For the entries below, how many lines include the word "broiling"? Give the figure and nothing more.

#### Items from a data source:
►
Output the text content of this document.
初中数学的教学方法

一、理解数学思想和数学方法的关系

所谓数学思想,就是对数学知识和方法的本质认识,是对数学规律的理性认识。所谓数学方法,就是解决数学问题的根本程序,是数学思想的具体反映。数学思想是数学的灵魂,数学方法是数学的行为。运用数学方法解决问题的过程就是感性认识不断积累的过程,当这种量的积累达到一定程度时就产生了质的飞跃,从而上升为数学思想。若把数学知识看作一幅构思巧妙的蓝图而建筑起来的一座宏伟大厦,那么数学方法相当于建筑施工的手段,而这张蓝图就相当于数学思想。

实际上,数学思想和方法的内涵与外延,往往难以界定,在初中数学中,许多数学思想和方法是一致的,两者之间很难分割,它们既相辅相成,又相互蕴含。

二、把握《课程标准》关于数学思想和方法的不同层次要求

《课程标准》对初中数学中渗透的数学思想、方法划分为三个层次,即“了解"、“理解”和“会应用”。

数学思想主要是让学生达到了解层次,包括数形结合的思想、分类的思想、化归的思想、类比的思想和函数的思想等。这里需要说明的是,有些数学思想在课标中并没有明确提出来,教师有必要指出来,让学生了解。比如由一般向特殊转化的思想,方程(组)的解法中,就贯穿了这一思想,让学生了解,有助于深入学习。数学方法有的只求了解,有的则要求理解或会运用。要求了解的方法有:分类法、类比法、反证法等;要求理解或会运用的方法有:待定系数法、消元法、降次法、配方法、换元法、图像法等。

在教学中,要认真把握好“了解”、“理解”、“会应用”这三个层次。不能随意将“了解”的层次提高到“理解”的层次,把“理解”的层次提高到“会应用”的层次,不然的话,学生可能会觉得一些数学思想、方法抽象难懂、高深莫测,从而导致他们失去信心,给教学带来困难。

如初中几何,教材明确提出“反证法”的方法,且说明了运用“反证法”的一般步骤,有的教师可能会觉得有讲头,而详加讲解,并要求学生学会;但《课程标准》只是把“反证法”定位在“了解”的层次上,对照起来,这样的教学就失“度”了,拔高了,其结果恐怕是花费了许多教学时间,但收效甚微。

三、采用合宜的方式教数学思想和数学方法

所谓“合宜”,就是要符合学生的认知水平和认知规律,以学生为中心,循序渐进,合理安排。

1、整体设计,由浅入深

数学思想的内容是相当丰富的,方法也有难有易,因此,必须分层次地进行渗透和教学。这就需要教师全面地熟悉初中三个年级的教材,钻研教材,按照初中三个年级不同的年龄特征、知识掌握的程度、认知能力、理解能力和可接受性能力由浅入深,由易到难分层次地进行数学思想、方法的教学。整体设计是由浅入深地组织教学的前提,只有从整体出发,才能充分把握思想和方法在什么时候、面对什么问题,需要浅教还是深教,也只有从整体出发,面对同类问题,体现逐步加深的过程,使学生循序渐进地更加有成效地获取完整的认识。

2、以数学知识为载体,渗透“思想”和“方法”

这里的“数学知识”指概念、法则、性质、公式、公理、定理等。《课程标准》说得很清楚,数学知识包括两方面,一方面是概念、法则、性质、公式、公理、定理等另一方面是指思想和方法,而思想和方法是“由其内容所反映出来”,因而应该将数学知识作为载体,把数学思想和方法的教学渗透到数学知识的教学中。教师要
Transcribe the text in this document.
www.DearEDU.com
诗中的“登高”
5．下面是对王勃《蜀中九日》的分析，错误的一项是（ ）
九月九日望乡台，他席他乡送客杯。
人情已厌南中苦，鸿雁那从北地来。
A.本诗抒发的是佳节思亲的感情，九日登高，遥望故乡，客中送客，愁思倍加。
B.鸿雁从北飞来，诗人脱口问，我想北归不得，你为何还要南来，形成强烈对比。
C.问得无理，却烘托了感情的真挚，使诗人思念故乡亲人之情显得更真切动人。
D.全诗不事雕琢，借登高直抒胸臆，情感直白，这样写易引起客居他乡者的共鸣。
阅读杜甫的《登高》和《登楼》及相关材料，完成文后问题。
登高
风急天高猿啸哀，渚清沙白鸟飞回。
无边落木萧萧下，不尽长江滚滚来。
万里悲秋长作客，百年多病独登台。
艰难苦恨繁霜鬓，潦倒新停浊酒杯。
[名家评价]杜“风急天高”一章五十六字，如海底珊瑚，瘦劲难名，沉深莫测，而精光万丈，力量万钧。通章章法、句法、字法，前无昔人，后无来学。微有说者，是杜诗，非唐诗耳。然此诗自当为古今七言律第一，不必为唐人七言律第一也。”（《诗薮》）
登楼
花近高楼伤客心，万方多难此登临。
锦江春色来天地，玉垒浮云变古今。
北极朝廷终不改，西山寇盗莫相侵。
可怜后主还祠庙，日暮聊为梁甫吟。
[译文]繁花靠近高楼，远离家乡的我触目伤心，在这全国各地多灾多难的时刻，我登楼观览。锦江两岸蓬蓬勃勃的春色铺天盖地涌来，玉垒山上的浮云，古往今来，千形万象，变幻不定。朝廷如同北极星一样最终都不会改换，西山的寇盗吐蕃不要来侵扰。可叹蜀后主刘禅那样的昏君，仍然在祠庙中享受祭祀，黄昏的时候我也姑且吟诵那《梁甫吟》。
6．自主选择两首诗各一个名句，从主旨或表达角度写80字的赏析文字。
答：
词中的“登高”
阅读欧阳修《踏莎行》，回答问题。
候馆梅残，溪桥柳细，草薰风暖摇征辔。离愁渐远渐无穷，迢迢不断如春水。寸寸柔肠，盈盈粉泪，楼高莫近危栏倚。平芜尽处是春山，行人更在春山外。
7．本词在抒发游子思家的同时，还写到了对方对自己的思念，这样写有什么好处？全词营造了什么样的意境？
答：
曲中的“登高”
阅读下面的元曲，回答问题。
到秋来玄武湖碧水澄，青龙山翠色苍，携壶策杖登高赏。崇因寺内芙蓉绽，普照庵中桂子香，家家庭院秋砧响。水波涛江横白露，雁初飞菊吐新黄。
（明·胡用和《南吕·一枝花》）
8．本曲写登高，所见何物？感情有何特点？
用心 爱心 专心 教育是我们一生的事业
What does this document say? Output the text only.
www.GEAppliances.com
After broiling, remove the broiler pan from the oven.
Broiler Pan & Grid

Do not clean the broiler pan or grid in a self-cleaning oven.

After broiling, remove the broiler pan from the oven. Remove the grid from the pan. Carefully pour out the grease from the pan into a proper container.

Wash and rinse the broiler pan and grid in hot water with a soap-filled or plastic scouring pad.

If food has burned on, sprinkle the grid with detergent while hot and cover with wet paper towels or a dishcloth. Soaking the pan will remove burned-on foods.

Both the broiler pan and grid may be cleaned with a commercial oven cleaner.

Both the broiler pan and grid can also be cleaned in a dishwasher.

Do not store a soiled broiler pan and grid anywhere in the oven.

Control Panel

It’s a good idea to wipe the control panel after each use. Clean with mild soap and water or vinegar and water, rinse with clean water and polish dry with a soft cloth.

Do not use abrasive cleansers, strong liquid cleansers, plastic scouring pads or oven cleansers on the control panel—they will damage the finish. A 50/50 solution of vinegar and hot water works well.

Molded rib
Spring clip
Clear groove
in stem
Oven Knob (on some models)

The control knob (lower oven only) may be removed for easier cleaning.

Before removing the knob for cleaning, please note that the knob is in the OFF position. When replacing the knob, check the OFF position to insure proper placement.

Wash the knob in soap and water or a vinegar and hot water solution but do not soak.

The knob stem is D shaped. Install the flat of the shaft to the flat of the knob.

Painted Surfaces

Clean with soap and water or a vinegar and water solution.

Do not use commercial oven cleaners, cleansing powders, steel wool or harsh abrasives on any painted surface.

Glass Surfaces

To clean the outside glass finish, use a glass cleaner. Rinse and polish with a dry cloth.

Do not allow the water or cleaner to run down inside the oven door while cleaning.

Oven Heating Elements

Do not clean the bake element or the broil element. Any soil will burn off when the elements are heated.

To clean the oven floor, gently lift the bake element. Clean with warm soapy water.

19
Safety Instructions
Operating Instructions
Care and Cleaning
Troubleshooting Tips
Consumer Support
◄
#### Response:
2